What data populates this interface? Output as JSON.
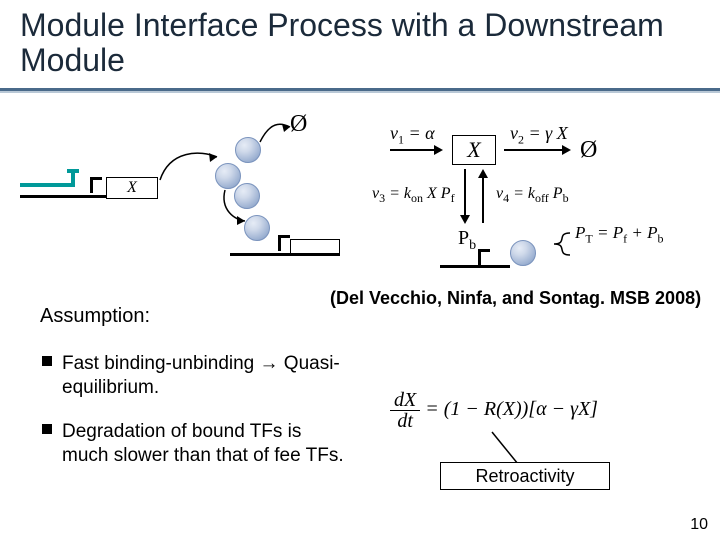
{
  "title": "Module Interface Process with a Downstream Module",
  "diagram": {
    "emptyset": "Ø",
    "gene_x_label": "X",
    "X_node": "X",
    "Pb_label": "P",
    "Pb_sub": "b",
    "v1": {
      "lhs": "v",
      "sub": "1",
      "rhs": " = α"
    },
    "v2": {
      "lhs": "v",
      "sub": "2",
      "rhs": " = γ X"
    },
    "v3": {
      "lhs": "v",
      "sub": "3",
      "rhs_a": " = k",
      "rhs_a_sub": "on",
      "rhs_b": " X P",
      "rhs_b_sub": "f"
    },
    "v4": {
      "lhs": "v",
      "sub": "4",
      "rhs_a": " = k",
      "rhs_a_sub": "off",
      "rhs_b": " P",
      "rhs_b_sub": "b"
    },
    "PT_eqn": {
      "lhs": "P",
      "lhs_sub": "T",
      "mid": " = P",
      "mid_sub": "f",
      "end": " + P",
      "end_sub": "b"
    }
  },
  "citation": "(Del Vecchio, Ninfa, and Sontag. MSB 2008)",
  "assumption_label": "Assumption:",
  "bullets": [
    "Fast binding-unbinding → Quasi-equilibrium.",
    "Degradation of bound TFs is much slower than that of fee TFs."
  ],
  "retro_eqn": {
    "frac_num": "dX",
    "frac_den": "dt",
    "rhs": " = (1 − R(X))[α − γX]"
  },
  "retro_label": "Retroactivity",
  "page_number": "10"
}
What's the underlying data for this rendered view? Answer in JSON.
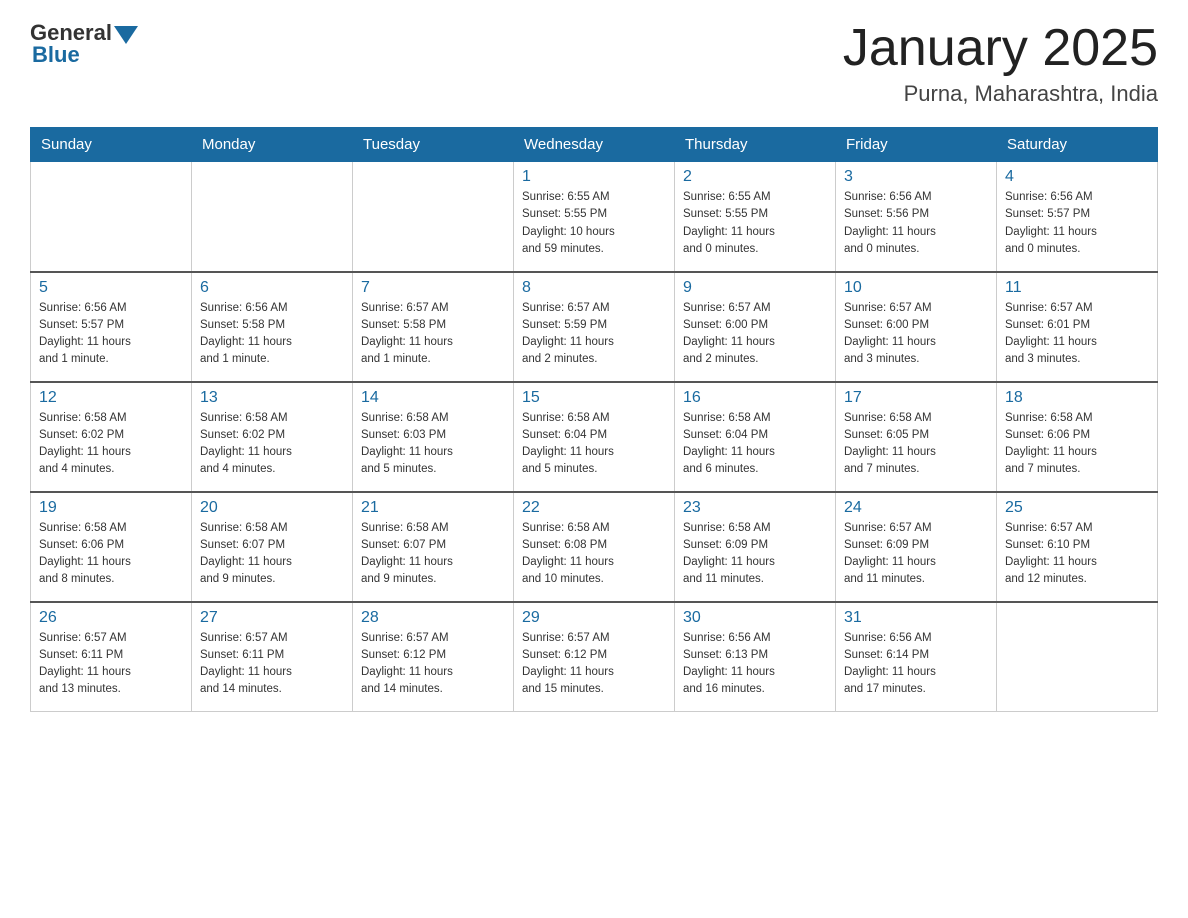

WHAT THIS TASK INVOLVES: Copy each line above that contains the string "data".

OUTPUT BELOW:
What data populates this interface? Output as JSON.
What's the underlying data for this rendered view? Answer in JSON.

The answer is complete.